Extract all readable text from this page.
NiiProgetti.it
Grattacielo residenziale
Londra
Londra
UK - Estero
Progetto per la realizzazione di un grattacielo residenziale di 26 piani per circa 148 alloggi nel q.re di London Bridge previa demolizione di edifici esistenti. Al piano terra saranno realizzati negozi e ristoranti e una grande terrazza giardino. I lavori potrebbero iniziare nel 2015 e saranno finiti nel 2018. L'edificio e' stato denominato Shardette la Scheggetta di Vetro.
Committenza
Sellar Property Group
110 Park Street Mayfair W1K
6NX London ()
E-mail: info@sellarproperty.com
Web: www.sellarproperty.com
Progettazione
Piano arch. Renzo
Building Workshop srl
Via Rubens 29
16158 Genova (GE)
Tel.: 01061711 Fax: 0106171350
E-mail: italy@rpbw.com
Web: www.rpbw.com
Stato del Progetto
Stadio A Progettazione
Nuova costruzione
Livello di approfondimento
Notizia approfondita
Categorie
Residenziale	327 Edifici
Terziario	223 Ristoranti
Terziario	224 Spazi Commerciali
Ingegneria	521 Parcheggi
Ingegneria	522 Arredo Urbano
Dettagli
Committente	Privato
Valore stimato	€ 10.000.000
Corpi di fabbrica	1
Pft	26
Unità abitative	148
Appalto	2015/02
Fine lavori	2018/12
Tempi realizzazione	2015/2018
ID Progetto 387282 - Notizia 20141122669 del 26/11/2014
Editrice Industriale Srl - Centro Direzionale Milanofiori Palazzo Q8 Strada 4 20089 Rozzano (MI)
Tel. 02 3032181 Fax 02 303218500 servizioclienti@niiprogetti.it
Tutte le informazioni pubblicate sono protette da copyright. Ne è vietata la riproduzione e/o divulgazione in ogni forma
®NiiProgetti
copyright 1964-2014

****************************************

## [WHAT IS NEEDED]
List each line in the listing that contains the string "Notizia".

## [RESPONSE TO THE EXERCISE]
Notizia approfondita
ID Progetto 387282 - Notizia 20141122669 del 26/11/2014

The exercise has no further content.